TASK ITEM A - Copy the Burt's Bees article word for word from "Now, Burt’s Bees" to "cherries spill out.".
TASK ITEM B -
Answer these questions from the Burt's Bees article:
(i) In what year was Blistex introduced?
(ii) What tag line closes the new commercial?
(iii) Which company owns Burt's Bees?

EXERCISE TEXT -
————————
The Columbus Dispatch

Burt’s Bees focuses on flavors in first TV ad

- By Andrew Adam Newman NEW YORK TIMES NEWS SERVICE

Lip balms, as the names of some products make clear, were marketed to treat ailments.

ChapStick, introduced around 1912, was for chapped lips; and Blistex, introduced in 1947, was for sores and blisters.

Olympic skier Suzy Chaffee, who in the 1970s referred to herself as Suzy Chapstick in hard-to-forget commercial­s for the brand, pitched the product from ski slopes to heal cracked lips and protect against wind and cold.

Now, Burt’s Bees is introducin­g TV commercial­s — the first for the 30-year-old personal-care brand — that highlight its flavors more than its moisturize­rs.

The new commercial opens with two bees flying while holding each end of the brand’s signature yellow container. Inside is the original peppermint-flavored lip balm, which was introduced in 1984.

The bees drop the product, the cap pops off, and a parachute of mint opens.

The scene continues with a cornucopia of other foods tied to flavors. A tube of wild cherry lip balm tips over, for example, and cherries spill out.

The commercial closes with the tag line: “Uncap Flavor.”

Print ads follow the theme, with a honey-flavored tube of lip balm, for example, holding a butterfly net made of honeycomb and in pursuit of butterflie­s formed from two wedges of mango that fly out of a tube of the mango flavor.

The campaign is by Baldwin& of Raleigh, N.C, the agency of record for Burt’s Bees.

Founded in Maine in 1984, Burt’s Bees is now based in Durham, N.C., and owned by the Clorox Co.

“Lip balm is becoming something more like a gum product that brightens up consumers’ day,” said Tad Kittredge, associate director of marketing at Burt’s Bees.

Meanwhile, Burt Shavitz, 79, who co-founded the company, lives much as he always has, in a house in rural Maine that has no running hot water.

As for the milestone of the brand’s first TV commercial, it will not be playing in his living room. Shavitz does not own a television.
————————
DATA SHOWN -
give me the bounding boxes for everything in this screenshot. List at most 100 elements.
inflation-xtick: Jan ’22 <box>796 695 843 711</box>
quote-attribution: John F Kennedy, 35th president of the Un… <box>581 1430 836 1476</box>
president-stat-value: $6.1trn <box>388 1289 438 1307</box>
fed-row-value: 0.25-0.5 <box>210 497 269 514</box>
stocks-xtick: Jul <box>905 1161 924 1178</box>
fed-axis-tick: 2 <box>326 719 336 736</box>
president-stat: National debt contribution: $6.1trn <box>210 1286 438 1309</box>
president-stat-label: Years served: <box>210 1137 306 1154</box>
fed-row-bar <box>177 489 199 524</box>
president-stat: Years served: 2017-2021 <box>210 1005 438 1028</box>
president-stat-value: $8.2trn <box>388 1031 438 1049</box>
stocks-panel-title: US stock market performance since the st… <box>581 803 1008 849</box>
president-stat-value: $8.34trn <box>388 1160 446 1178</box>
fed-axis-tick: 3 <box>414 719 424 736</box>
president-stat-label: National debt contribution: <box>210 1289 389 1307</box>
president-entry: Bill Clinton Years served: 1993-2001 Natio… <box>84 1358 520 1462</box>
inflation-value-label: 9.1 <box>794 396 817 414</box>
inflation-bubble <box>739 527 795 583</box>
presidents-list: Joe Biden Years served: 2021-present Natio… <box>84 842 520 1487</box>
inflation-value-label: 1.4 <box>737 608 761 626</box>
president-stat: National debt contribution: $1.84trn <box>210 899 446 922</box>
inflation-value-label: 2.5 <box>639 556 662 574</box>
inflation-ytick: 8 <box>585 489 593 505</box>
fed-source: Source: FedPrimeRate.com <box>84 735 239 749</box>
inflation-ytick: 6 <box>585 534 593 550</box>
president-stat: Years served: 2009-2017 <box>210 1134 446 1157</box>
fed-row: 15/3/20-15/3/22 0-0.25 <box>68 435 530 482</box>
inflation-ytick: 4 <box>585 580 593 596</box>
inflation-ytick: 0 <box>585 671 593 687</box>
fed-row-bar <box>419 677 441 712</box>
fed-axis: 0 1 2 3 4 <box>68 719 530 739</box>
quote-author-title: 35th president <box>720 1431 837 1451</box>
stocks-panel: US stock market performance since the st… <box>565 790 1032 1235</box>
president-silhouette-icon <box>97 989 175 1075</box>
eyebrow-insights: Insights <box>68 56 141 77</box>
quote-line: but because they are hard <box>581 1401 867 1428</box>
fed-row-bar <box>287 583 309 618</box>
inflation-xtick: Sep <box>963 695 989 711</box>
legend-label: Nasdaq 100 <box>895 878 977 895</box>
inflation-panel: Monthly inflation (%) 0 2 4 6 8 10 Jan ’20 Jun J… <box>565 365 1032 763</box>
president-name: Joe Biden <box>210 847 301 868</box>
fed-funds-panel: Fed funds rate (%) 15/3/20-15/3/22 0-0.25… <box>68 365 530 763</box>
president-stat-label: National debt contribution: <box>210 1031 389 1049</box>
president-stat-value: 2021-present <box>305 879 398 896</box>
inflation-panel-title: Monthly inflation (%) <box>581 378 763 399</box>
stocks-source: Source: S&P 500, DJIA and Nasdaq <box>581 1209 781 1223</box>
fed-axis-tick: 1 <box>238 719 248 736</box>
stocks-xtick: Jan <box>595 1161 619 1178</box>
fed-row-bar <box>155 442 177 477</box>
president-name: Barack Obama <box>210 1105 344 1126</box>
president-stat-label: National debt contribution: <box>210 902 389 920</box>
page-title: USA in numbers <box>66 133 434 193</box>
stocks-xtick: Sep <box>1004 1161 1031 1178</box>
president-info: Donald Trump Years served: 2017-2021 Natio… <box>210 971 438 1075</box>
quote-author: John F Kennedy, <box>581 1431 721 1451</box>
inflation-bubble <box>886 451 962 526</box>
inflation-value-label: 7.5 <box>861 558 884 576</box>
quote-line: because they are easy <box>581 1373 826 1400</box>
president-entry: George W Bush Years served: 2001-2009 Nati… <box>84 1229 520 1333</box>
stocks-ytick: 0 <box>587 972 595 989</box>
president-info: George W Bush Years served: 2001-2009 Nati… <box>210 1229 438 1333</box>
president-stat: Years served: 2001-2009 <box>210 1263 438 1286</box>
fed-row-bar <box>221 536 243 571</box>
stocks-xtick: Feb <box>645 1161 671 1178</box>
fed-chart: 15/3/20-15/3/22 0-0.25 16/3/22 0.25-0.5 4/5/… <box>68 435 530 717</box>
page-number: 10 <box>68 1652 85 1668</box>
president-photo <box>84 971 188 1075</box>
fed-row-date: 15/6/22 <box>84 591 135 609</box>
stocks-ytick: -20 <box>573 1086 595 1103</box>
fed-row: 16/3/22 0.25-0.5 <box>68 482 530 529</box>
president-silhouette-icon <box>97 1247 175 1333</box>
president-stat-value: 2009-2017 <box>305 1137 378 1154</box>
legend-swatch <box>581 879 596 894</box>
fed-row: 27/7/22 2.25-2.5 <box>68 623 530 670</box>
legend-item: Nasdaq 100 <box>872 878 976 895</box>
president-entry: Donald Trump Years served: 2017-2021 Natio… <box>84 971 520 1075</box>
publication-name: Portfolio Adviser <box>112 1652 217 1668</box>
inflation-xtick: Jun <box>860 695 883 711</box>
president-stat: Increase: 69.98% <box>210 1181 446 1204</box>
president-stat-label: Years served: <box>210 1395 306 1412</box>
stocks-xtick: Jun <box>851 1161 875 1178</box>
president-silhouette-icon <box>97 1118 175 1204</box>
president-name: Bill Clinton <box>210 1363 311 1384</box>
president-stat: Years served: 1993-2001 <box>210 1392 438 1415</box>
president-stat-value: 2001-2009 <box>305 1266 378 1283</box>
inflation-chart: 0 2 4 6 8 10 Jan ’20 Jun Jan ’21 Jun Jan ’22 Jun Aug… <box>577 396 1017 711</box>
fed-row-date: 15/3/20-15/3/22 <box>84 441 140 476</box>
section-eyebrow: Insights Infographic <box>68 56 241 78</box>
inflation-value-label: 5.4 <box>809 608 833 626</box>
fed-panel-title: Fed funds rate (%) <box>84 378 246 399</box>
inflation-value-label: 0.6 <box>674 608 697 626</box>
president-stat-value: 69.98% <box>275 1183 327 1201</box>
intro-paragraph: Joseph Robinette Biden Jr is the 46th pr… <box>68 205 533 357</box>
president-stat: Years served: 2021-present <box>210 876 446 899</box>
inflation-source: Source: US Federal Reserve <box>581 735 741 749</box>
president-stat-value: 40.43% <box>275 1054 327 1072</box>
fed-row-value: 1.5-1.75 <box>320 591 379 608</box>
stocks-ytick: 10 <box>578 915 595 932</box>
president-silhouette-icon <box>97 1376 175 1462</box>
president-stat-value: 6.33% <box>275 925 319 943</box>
————————
TASK RESULT A -
Now, Burt’s Bees is introducin­g TV commercial­s — the first for the 30-year-old personal-care brand — that highlight its flavors more than its moisturize­rs.

The new commercial opens with two bees flying while holding each end of the brand’s signature yellow container. Inside is the original peppermint-flavored lip balm, which was introduced in 1984.

The bees drop the product, the cap pops off, and a parachute of mint opens.

The scene continues with a cornucopia of other foods tied to flavors. A tube of wild cherry lip balm tips over, for example, and cherries spill out.

TASK RESULT B -
(i) 1947
(ii) "Uncap Flavor."
(iii) The Clorox Co.